--- Exercise directions ---
Find every line in the records below that contains the word "challan", and copy each such line.

* start Rows *

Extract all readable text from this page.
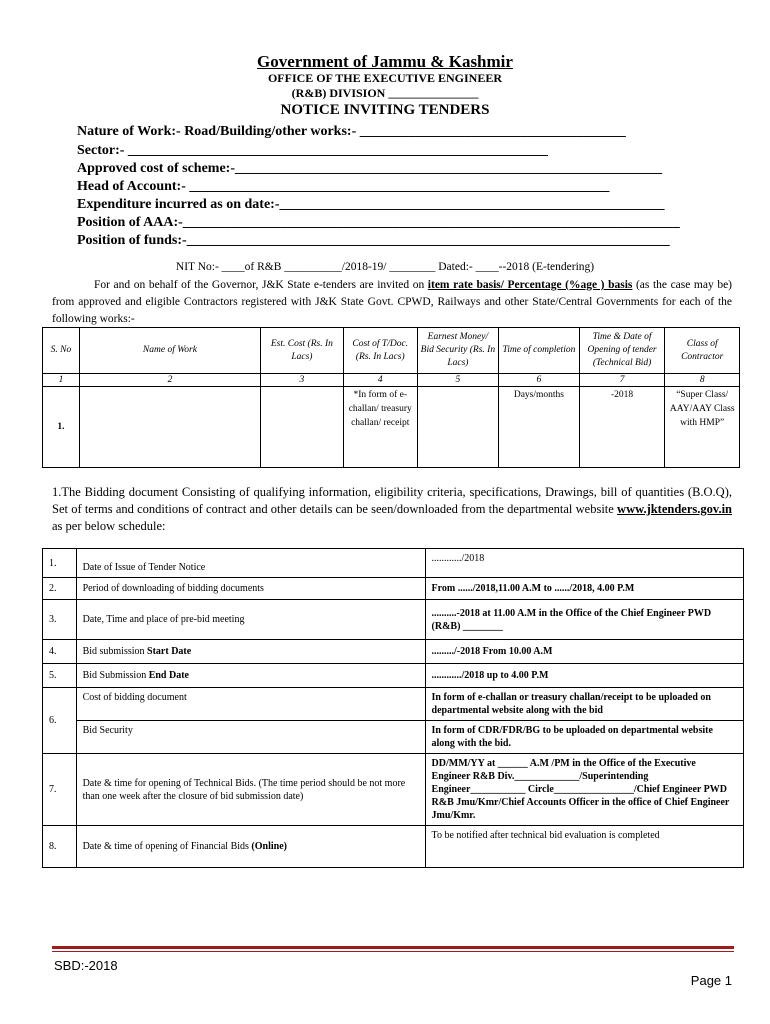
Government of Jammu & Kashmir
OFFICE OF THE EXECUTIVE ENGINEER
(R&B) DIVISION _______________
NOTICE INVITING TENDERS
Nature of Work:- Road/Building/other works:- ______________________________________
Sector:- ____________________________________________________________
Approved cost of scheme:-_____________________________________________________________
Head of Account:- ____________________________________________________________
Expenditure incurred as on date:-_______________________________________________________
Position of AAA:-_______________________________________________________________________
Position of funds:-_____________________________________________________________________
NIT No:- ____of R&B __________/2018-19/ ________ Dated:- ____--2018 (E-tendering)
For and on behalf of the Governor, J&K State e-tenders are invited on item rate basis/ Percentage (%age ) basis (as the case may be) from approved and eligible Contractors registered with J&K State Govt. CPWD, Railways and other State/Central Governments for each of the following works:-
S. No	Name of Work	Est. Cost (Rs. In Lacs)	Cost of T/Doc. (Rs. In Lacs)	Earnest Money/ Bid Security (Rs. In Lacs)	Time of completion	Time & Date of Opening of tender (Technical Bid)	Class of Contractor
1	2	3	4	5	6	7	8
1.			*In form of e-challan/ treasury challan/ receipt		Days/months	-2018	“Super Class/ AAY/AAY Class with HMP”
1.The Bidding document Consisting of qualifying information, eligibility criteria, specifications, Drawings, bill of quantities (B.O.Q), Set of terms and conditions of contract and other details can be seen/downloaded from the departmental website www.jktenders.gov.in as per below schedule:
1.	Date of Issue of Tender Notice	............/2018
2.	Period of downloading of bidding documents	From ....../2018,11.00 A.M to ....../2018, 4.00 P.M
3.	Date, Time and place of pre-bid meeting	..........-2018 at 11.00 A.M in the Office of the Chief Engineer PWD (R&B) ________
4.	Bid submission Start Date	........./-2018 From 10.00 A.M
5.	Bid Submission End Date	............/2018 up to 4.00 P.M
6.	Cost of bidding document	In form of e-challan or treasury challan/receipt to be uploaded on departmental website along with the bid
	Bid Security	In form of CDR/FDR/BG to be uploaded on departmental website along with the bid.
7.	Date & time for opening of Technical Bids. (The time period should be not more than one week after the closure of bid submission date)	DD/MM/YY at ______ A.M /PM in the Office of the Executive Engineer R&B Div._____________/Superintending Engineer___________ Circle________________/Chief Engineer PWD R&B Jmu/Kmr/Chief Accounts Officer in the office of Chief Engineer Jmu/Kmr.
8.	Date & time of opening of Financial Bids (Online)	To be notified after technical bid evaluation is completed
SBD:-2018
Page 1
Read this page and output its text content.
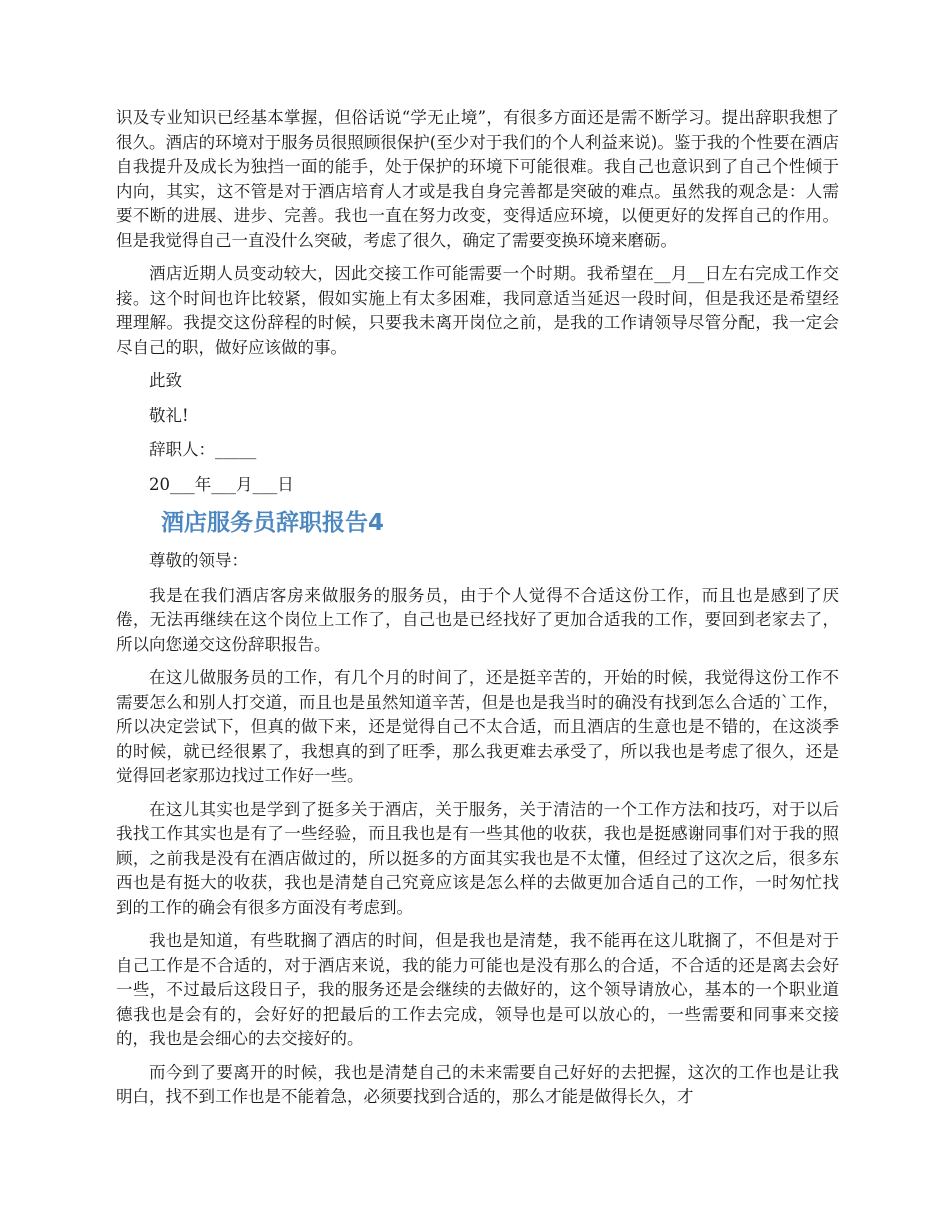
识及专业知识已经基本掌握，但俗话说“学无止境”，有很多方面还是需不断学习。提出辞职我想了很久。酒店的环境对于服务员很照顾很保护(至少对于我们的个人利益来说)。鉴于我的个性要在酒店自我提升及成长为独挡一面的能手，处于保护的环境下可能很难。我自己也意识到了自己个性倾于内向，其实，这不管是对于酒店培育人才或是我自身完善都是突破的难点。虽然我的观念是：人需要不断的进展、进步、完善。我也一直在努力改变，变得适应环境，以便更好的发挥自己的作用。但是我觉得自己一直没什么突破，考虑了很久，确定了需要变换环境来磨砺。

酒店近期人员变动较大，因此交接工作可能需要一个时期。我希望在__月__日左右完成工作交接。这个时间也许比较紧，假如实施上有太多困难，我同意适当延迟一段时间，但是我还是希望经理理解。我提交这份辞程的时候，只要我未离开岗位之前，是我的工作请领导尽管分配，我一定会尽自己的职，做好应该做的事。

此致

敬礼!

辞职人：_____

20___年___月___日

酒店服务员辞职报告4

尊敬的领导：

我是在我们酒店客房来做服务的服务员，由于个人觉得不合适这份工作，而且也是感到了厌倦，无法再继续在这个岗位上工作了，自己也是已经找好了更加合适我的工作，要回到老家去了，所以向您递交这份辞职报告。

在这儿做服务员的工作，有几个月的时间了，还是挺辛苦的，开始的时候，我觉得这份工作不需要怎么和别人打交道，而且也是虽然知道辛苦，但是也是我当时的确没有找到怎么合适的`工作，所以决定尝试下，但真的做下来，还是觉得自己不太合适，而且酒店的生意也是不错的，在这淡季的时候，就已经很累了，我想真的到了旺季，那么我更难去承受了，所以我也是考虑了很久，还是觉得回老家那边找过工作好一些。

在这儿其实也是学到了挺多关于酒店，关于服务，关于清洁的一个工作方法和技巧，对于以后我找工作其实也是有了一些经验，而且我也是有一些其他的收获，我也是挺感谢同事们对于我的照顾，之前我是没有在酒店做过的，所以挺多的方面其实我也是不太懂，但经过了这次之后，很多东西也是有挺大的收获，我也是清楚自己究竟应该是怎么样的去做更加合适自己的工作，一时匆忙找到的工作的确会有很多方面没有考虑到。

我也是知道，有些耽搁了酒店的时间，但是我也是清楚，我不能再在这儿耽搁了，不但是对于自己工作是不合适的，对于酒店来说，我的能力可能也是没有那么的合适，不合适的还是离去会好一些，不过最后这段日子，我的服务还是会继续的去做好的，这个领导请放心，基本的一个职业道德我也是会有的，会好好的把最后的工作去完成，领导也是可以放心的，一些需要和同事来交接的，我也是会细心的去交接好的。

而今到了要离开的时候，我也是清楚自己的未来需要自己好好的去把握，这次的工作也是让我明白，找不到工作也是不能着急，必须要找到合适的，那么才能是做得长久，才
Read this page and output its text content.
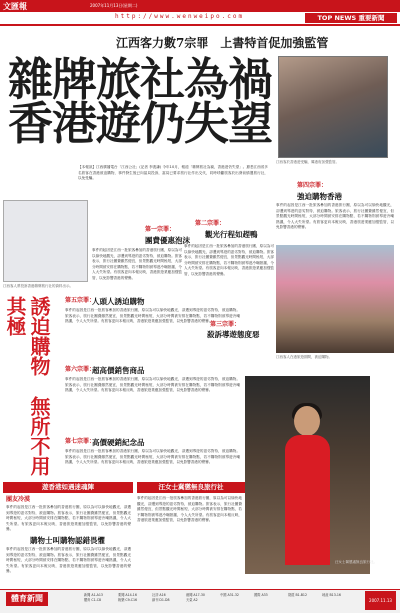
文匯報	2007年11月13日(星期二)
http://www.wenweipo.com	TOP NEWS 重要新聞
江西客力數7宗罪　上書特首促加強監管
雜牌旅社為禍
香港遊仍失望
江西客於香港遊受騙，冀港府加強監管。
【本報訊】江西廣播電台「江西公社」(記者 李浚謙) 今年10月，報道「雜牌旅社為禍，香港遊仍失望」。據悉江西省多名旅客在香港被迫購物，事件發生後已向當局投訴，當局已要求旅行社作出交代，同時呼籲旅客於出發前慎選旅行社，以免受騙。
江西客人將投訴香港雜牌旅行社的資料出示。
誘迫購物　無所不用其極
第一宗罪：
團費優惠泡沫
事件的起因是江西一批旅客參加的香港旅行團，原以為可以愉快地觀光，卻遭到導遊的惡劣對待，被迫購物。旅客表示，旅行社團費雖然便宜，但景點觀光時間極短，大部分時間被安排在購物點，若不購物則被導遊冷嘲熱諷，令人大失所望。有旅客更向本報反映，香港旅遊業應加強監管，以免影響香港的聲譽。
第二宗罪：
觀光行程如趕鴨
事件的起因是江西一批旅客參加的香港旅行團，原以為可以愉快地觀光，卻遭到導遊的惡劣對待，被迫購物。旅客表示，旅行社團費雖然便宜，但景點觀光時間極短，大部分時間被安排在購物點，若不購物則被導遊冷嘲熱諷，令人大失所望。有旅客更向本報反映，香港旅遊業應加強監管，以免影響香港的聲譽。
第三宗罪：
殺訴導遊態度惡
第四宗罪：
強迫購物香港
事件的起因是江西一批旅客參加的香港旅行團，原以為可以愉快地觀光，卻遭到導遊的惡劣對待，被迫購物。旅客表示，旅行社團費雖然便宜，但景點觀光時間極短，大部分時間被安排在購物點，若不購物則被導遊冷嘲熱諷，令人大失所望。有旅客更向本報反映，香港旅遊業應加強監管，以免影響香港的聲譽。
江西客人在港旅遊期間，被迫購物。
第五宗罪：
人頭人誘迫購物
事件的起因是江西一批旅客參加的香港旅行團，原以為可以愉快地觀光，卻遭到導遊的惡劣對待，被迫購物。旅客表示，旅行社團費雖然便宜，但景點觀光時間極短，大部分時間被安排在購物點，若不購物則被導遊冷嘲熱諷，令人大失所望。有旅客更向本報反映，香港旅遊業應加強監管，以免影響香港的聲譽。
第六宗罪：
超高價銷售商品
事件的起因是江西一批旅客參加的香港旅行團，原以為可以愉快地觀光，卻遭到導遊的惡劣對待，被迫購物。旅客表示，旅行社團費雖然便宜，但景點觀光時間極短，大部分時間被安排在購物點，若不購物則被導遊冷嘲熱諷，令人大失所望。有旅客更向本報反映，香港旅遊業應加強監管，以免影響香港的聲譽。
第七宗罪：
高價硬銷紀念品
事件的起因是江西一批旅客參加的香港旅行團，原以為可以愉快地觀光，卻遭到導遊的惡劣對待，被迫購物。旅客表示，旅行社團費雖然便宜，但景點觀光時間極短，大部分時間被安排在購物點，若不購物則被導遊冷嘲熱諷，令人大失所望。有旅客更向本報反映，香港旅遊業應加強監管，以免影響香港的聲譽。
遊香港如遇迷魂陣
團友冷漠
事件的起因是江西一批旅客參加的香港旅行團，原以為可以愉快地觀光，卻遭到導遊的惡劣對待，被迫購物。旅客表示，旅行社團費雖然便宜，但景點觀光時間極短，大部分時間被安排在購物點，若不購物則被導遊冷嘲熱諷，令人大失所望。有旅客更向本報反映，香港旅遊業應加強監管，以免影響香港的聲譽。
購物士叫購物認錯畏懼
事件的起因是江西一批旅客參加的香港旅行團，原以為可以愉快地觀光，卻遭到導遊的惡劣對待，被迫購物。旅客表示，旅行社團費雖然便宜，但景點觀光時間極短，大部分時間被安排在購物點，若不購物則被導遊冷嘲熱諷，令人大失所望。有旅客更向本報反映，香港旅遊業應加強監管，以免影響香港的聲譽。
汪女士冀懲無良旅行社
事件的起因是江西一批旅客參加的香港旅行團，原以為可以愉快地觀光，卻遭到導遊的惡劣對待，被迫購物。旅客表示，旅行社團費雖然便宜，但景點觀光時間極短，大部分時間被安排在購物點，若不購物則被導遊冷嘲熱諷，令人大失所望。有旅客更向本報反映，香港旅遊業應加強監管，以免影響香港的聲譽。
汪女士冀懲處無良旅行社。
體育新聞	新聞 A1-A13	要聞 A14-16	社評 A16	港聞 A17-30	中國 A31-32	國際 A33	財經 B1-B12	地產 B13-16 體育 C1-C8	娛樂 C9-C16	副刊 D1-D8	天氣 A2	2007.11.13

* end Rows *

--- Reply to the exercise ---
1.			*In form of e-challan/ treasury challan/ receipt		Days/months	-2018	“Super Class/ AAY/AAY Class with HMP”
6.	Cost of bidding document	In form of e-challan or treasury challan/receipt to be uploaded on departmental website along with the bid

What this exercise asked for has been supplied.